— Work to be completed —
Repeat each line of the material exactly.

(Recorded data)
▬▬▬▬▬▬▬▬▬▬

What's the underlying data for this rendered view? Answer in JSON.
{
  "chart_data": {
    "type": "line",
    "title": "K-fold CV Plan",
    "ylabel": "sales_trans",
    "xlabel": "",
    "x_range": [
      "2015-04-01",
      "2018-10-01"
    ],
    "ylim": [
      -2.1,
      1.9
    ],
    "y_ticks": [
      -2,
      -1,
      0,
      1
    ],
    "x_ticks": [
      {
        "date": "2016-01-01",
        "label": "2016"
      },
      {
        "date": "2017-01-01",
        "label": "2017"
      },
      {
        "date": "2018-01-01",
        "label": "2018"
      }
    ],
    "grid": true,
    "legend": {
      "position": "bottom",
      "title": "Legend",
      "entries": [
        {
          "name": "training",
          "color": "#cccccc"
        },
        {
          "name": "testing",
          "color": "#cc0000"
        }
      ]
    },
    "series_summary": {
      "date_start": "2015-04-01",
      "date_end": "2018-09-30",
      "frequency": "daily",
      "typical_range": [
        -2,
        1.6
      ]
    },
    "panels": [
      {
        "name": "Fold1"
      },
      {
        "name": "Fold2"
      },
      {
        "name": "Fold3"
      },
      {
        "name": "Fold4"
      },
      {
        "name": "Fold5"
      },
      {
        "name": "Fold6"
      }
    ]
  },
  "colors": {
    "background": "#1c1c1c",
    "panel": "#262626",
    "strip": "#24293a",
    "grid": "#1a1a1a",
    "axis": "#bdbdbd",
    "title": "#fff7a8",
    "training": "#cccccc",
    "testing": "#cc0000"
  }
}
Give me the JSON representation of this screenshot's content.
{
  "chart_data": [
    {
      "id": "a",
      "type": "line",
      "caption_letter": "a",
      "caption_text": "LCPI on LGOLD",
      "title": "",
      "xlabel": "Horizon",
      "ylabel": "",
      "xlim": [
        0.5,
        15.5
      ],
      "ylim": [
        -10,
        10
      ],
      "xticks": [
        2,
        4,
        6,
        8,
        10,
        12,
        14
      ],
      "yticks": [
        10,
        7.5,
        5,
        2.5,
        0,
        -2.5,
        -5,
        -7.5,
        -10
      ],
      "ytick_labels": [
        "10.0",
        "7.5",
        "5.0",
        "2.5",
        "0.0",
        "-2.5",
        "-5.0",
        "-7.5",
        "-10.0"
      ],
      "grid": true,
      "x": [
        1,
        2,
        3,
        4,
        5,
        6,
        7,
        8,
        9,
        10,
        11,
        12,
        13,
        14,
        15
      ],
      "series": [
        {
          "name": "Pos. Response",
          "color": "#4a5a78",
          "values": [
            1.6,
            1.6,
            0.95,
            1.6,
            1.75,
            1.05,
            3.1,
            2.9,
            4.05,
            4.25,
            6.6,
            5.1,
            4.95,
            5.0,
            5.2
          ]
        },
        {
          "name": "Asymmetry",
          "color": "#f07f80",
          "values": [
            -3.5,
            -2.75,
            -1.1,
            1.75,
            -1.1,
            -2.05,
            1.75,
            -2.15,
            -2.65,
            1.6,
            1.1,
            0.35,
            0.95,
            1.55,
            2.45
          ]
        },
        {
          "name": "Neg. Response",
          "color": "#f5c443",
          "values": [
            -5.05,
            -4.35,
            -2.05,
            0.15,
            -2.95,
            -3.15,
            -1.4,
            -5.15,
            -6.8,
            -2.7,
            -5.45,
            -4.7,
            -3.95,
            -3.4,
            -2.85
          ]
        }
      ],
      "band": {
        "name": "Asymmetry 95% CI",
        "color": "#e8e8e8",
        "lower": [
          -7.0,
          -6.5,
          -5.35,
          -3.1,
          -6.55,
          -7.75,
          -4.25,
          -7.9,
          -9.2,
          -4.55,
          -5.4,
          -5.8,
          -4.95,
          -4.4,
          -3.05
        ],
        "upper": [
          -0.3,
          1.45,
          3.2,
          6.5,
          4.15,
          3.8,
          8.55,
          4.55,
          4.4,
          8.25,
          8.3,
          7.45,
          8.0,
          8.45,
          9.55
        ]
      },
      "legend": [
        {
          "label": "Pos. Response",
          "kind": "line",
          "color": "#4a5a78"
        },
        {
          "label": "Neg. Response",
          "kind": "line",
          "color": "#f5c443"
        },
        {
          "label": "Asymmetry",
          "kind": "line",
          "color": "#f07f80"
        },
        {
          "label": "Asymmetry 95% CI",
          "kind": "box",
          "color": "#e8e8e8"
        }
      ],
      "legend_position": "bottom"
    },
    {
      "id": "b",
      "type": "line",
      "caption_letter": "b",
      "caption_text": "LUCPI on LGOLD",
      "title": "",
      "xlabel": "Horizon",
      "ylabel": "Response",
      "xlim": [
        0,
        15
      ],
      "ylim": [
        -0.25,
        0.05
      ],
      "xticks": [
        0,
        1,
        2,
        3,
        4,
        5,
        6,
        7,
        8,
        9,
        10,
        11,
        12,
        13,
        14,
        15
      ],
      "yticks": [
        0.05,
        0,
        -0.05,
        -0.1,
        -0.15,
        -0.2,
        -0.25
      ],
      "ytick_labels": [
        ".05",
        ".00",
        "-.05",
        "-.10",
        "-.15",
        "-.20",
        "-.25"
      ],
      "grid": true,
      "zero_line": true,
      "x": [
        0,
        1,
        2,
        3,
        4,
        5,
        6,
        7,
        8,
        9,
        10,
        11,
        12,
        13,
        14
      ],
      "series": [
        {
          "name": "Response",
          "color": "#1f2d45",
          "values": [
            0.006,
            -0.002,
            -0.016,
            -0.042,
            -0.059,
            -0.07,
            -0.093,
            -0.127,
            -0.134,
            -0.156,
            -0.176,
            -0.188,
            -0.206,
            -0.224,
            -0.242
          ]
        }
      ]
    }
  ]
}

▬▬▬▬▬▬▬▬▬▬

— Written reply —
What's the underlying data for this rendered view? Answer in JSON.
{
  "chart_data": {
    "type": "line",
    "title": "K-fold CV Plan",
    "ylabel": "sales_trans",
    "xlabel": "",
    "x_range": [
      "2015-04-01",
      "2018-10-01"
    ],
    "ylim": [
      -2.1,
      1.9
    ],
    "y_ticks": [
      -2,
      -1,
      0,
      1
    ],
    "x_ticks": [
      {
        "date": "2016-01-01",
        "label": "2016"
      },
      {
        "date": "2017-01-01",
        "label": "2017"
      },
      {
        "date": "2018-01-01",
        "label": "2018"
      }
    ],
    "grid": true,
    "legend": {
      "position": "bottom",
      "title": "Legend",
      "entries": [
        {
          "name": "training",
          "color": "#cccccc"
        },
        {
          "name": "testing",
          "color": "#cc0000"
        }
      ]
    },
    "series_summary": {
      "date_start": "2015-04-01",
      "date_end": "2018-09-30",
      "frequency": "daily",
      "typical_range": [
        -2,
        1.6
      ]
    },
    "panels": [
      {
        "name": "Fold1"
      },
      {
        "name": "Fold2"
      },
      {
        "name": "Fold3"
      },
      {
        "name": "Fold4"
      },
      {
        "name": "Fold5"
      },
      {
        "name": "Fold6"
      }
    ]
  },
  "colors": {
    "background": "#1c1c1c",
    "panel": "#262626",
    "strip": "#24293a",
    "grid": "#1a1a1a",
    "axis": "#bdbdbd",
    "title": "#fff7a8",
    "training": "#cccccc",
    "testing": "#cc0000"
  }
}
Give me the JSON representation of this screenshot's content.
{
  "chart_data": [
    {
      "id": "a",
      "type": "line",
      "caption_letter": "a",
      "caption_text": "LCPI on LGOLD",
      "title": "",
      "xlabel": "Horizon",
      "ylabel": "",
      "xlim": [
        0.5,
        15.5
      ],
      "ylim": [
        -10,
        10
      ],
      "xticks": [
        2,
        4,
        6,
        8,
        10,
        12,
        14
      ],
      "yticks": [
        10,
        7.5,
        5,
        2.5,
        0,
        -2.5,
        -5,
        -7.5,
        -10
      ],
      "ytick_labels": [
        "10.0",
        "7.5",
        "5.0",
        "2.5",
        "0.0",
        "-2.5",
        "-5.0",
        "-7.5",
        "-10.0"
      ],
      "grid": true,
      "x": [
        1,
        2,
        3,
        4,
        5,
        6,
        7,
        8,
        9,
        10,
        11,
        12,
        13,
        14,
        15
      ],
      "series": [
        {
          "name": "Pos. Response",
          "color": "#4a5a78",
          "values": [
            1.6,
            1.6,
            0.95,
            1.6,
            1.75,
            1.05,
            3.1,
            2.9,
            4.05,
            4.25,
            6.6,
            5.1,
            4.95,
            5.0,
            5.2
          ]
        },
        {
          "name": "Asymmetry",
          "color": "#f07f80",
          "values": [
            -3.5,
            -2.75,
            -1.1,
            1.75,
            -1.1,
            -2.05,
            1.75,
            -2.15,
            -2.65,
            1.6,
            1.1,
            0.35,
            0.95,
            1.55,
            2.45
          ]
        },
        {
          "name": "Neg. Response",
          "color": "#f5c443",
          "values": [
            -5.05,
            -4.35,
            -2.05,
            0.15,
            -2.95,
            -3.15,
            -1.4,
            -5.15,
            -6.8,
            -2.7,
            -5.45,
            -4.7,
            -3.95,
            -3.4,
            -2.85
          ]
        }
      ],
      "band": {
        "name": "Asymmetry 95% CI",
        "color": "#e8e8e8",
        "lower": [
          -7.0,
          -6.5,
          -5.35,
          -3.1,
          -6.55,
          -7.75,
          -4.25,
          -7.9,
          -9.2,
          -4.55,
          -5.4,
          -5.8,
          -4.95,
          -4.4,
          -3.05
        ],
        "upper": [
          -0.3,
          1.45,
          3.2,
          6.5,
          4.15,
          3.8,
          8.55,
          4.55,
          4.4,
          8.25,
          8.3,
          7.45,
          8.0,
          8.45,
          9.55
        ]
      },
      "legend": [
        {
          "label": "Pos. Response",
          "kind": "line",
          "color": "#4a5a78"
        },
        {
          "label": "Neg. Response",
          "kind": "line",
          "color": "#f5c443"
        },
        {
          "label": "Asymmetry",
          "kind": "line",
          "color": "#f07f80"
        },
        {
          "label": "Asymmetry 95% CI",
          "kind": "box",
          "color": "#e8e8e8"
        }
      ],
      "legend_position": "bottom"
    },
    {
      "id": "b",
      "type": "line",
      "caption_letter": "b",
      "caption_text": "LUCPI on LGOLD",
      "title": "",
      "xlabel": "Horizon",
      "ylabel": "Response",
      "xlim": [
        0,
        15
      ],
      "ylim": [
        -0.25,
        0.05
      ],
      "xticks": [
        0,
        1,
        2,
        3,
        4,
        5,
        6,
        7,
        8,
        9,
        10,
        11,
        12,
        13,
        14,
        15
      ],
      "yticks": [
        0.05,
        0,
        -0.05,
        -0.1,
        -0.15,
        -0.2,
        -0.25
      ],
      "ytick_labels": [
        ".05",
        ".00",
        "-.05",
        "-.10",
        "-.15",
        "-.20",
        "-.25"
      ],
      "grid": true,
      "zero_line": true,
      "x": [
        0,
        1,
        2,
        3,
        4,
        5,
        6,
        7,
        8,
        9,
        10,
        11,
        12,
        13,
        14
      ],
      "series": [
        {
          "name": "Response",
          "color": "#1f2d45",
          "values": [
            0.006,
            -0.002,
            -0.016,
            -0.042,
            -0.059,
            -0.07,
            -0.093,
            -0.127,
            -0.134,
            -0.156,
            -0.176,
            -0.188,
            -0.206,
            -0.224,
            -0.242
          ]
        }
      ]
    }
  ]
}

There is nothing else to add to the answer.